*Brief*. Each entry below is to be written out exactly, and the pictures are to be left out.

*Rows*.
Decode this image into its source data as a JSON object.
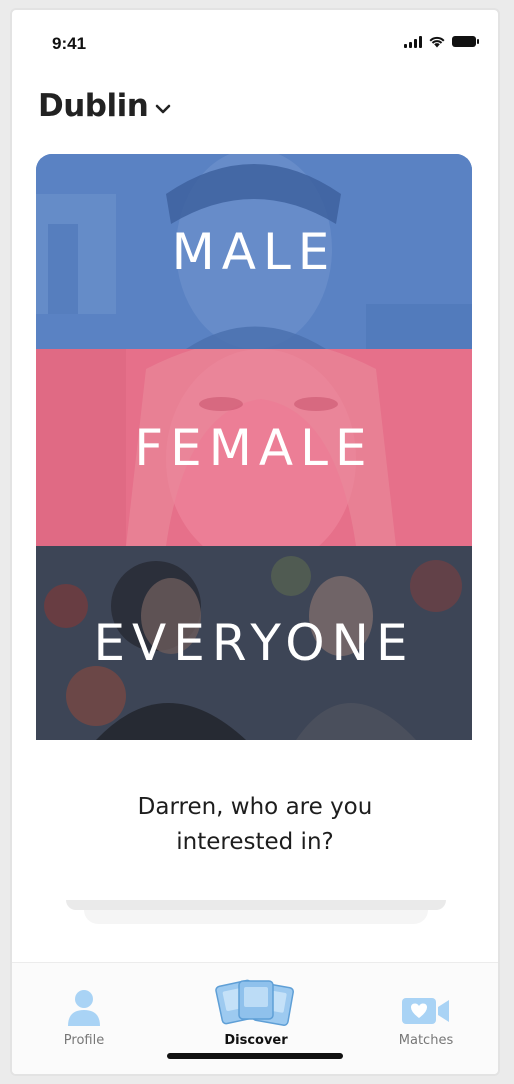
{
  "status_bar": {
    "time": "9:41"
  },
  "header": {
    "location": "Dublin"
  },
  "choices": [
    {
      "label": "MALE",
      "color": "#5a82c3"
    },
    {
      "label": "FEMALE",
      "color": "#e6708a"
    },
    {
      "label": "EVERYONE",
      "color": "#3d4556"
    }
  ],
  "question": {
    "line1": "Darren, who are you",
    "line2": "interested in?"
  },
  "tabs": [
    {
      "label": "Profile",
      "icon": "person-icon",
      "active": false
    },
    {
      "label": "Discover",
      "icon": "cards-icon",
      "active": true
    },
    {
      "label": "Matches",
      "icon": "video-heart-icon",
      "active": false
    }
  ],
  "colors": {
    "accent_blue": "#9dcaf0",
    "tab_active": "#111111",
    "tab_inactive": "#777777"
  }
}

*Task output*.
Decode this image into its source data as a JSON object.
{
  "status_bar": {
    "time": "9:41"
  },
  "header": {
    "location": "Dublin"
  },
  "choices": [
    {
      "label": "MALE",
      "color": "#5a82c3"
    },
    {
      "label": "FEMALE",
      "color": "#e6708a"
    },
    {
      "label": "EVERYONE",
      "color": "#3d4556"
    }
  ],
  "question": {
    "line1": "Darren, who are you",
    "line2": "interested in?"
  },
  "tabs": [
    {
      "label": "Profile",
      "icon": "person-icon",
      "active": false
    },
    {
      "label": "Discover",
      "icon": "cards-icon",
      "active": true
    },
    {
      "label": "Matches",
      "icon": "video-heart-icon",
      "active": false
    }
  ],
  "colors": {
    "accent_blue": "#9dcaf0",
    "tab_active": "#111111",
    "tab_inactive": "#777777"
  }
}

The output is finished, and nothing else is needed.